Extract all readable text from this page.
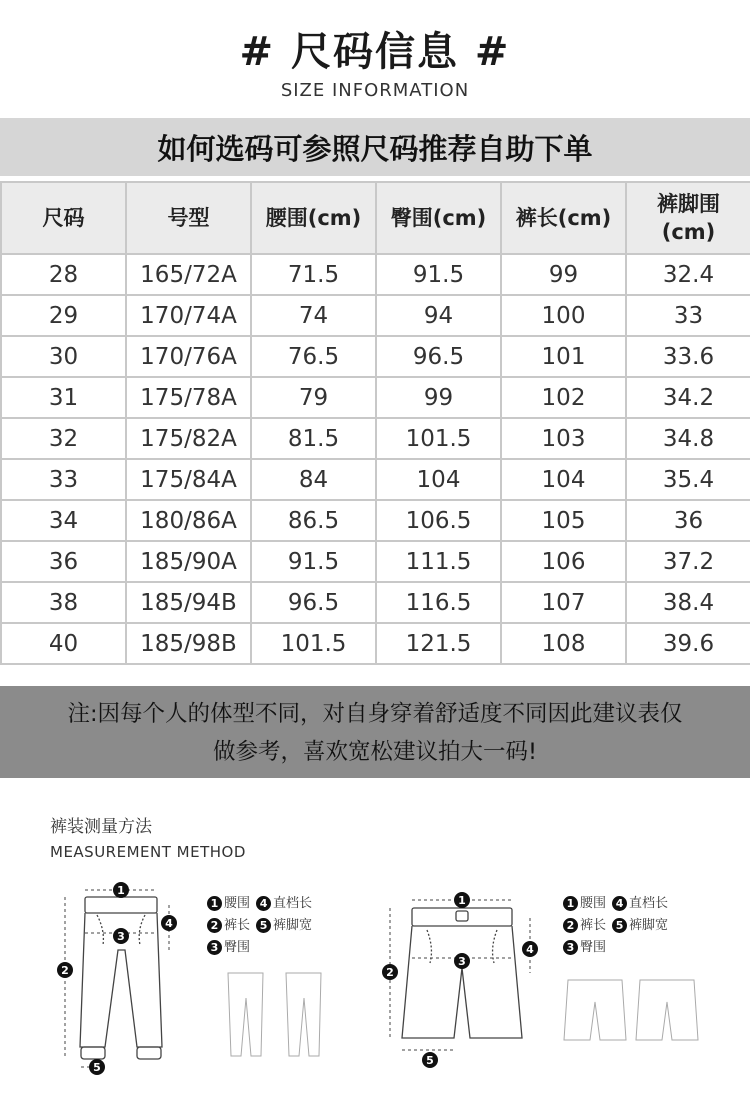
# 尺码信息 #
SIZE INFORMATION
如何选码可参照尺码推荐自助下单
尺码	号型	腰围(cm)	臀围(cm)	裤长(cm)	裤脚围
(cm)
28	165/72A	71.5	91.5	99	32.4
29	170/74A	74	94	100	33
30	170/76A	76.5	96.5	101	33.6
31	175/78A	79	99	102	34.2
32	175/82A	81.5	101.5	103	34.8
33	175/84A	84	104	104	35.4
34	180/86A	86.5	106.5	105	36
36	185/90A	91.5	111.5	106	37.2
38	185/94B	96.5	116.5	107	38.4
40	185/98B	101.5	121.5	108	39.6
注:因每个人的体型不同，对自身穿着舒适度不同因此建议表仅
做参考，喜欢宽松建议拍大一码!
裤装测量方法
MEASUREMENT METHOD
1
2
3
4
5
1 腰围 4 直档长
2 裤长 5 裤脚宽
3 臀围
1
2
3
4
5
1 腰围 4 直档长
2 裤长 5 裤脚宽
3 臀围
******************************
▶ **Task to complete**
Reproduce every record above exactly, omitting the pictures.

▶ **Output of the task**
Extract all readable text from this page.
# 尺码信息 #
SIZE INFORMATION
如何选码可参照尺码推荐自助下单
尺码	号型	腰围(cm)	臀围(cm)	裤长(cm)	裤脚围
(cm)
28	165/72A	71.5	91.5	99	32.4
29	170/74A	74	94	100	33
30	170/76A	76.5	96.5	101	33.6
31	175/78A	79	99	102	34.2
32	175/82A	81.5	101.5	103	34.8
33	175/84A	84	104	104	35.4
34	180/86A	86.5	106.5	105	36
36	185/90A	91.5	111.5	106	37.2
38	185/94B	96.5	116.5	107	38.4
40	185/98B	101.5	121.5	108	39.6
注:因每个人的体型不同，对自身穿着舒适度不同因此建议表仅
做参考，喜欢宽松建议拍大一码!
裤装测量方法
MEASUREMENT METHOD
1
2
3
4
5
1 腰围 4 直档长
2 裤长 5 裤脚宽
3 臀围
1
2
3
4
5
1 腰围 4 直档长
2 裤长 5 裤脚宽
3 臀围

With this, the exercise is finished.